(Collected data)

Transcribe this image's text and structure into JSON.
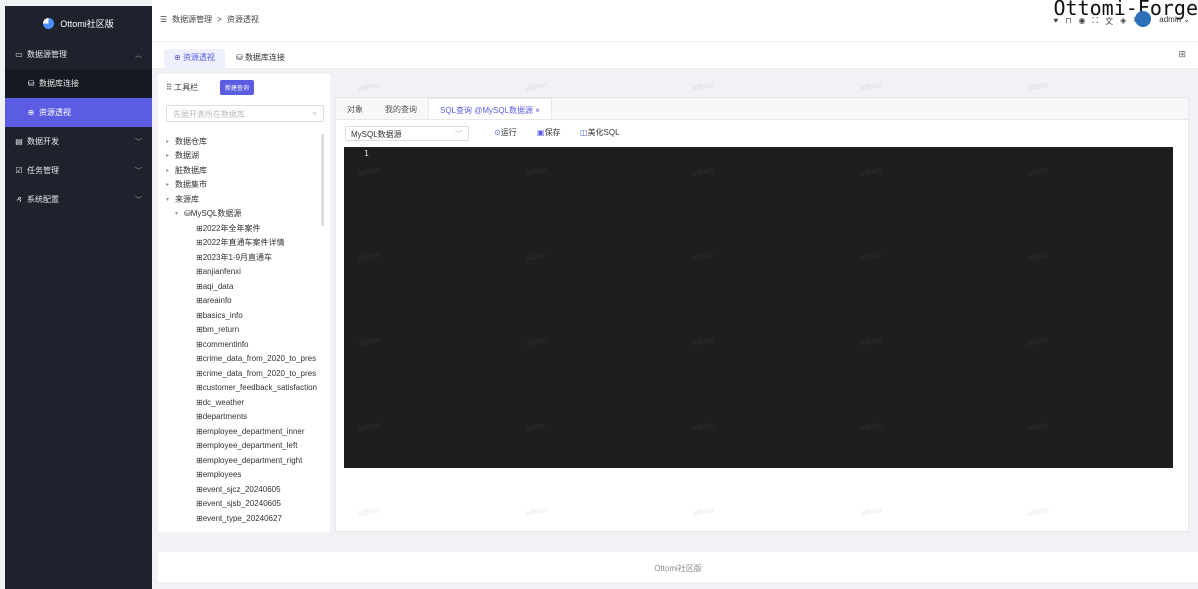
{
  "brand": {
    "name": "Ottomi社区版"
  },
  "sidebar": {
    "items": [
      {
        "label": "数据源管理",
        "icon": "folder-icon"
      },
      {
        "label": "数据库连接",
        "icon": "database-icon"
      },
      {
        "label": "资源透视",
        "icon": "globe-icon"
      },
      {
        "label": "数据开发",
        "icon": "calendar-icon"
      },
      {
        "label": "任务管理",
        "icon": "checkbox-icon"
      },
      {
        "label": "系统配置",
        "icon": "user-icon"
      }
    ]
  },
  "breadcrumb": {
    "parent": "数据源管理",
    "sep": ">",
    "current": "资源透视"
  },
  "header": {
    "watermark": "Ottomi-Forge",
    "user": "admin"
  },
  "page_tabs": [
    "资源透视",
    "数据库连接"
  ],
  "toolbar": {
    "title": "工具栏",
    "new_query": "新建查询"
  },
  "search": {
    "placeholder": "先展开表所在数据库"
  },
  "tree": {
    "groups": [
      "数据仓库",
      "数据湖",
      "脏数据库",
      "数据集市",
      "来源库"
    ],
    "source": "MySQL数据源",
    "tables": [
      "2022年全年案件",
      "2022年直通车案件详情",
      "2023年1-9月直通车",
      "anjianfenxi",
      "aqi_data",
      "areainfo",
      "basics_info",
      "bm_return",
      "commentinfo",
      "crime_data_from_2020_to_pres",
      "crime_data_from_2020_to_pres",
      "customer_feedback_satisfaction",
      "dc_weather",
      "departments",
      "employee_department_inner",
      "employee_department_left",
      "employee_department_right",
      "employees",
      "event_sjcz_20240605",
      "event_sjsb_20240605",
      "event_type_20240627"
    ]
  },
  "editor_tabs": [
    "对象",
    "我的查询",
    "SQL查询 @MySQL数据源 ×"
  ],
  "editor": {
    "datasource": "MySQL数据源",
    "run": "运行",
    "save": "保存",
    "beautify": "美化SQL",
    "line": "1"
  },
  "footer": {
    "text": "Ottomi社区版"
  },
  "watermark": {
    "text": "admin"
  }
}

§ WHAT YOU NEED TO DO:
Reproduce every entry word for word, but skip any pictures.

§ FULL RESPONSE:
Transcribe this image's text and structure into JSON.
{
  "brand": {
    "name": "Ottomi社区版"
  },
  "sidebar": {
    "items": [
      {
        "label": "数据源管理",
        "icon": "folder-icon"
      },
      {
        "label": "数据库连接",
        "icon": "database-icon"
      },
      {
        "label": "资源透视",
        "icon": "globe-icon"
      },
      {
        "label": "数据开发",
        "icon": "calendar-icon"
      },
      {
        "label": "任务管理",
        "icon": "checkbox-icon"
      },
      {
        "label": "系统配置",
        "icon": "user-icon"
      }
    ]
  },
  "breadcrumb": {
    "parent": "数据源管理",
    "sep": ">",
    "current": "资源透视"
  },
  "header": {
    "watermark": "Ottomi-Forge",
    "user": "admin"
  },
  "page_tabs": [
    "资源透视",
    "数据库连接"
  ],
  "toolbar": {
    "title": "工具栏",
    "new_query": "新建查询"
  },
  "search": {
    "placeholder": "先展开表所在数据库"
  },
  "tree": {
    "groups": [
      "数据仓库",
      "数据湖",
      "脏数据库",
      "数据集市",
      "来源库"
    ],
    "source": "MySQL数据源",
    "tables": [
      "2022年全年案件",
      "2022年直通车案件详情",
      "2023年1-9月直通车",
      "anjianfenxi",
      "aqi_data",
      "areainfo",
      "basics_info",
      "bm_return",
      "commentinfo",
      "crime_data_from_2020_to_pres",
      "crime_data_from_2020_to_pres",
      "customer_feedback_satisfaction",
      "dc_weather",
      "departments",
      "employee_department_inner",
      "employee_department_left",
      "employee_department_right",
      "employees",
      "event_sjcz_20240605",
      "event_sjsb_20240605",
      "event_type_20240627"
    ]
  },
  "editor_tabs": [
    "对象",
    "我的查询",
    "SQL查询 @MySQL数据源 ×"
  ],
  "editor": {
    "datasource": "MySQL数据源",
    "run": "运行",
    "save": "保存",
    "beautify": "美化SQL",
    "line": "1"
  },
  "footer": {
    "text": "Ottomi社区版"
  },
  "watermark": {
    "text": "admin"
  }
}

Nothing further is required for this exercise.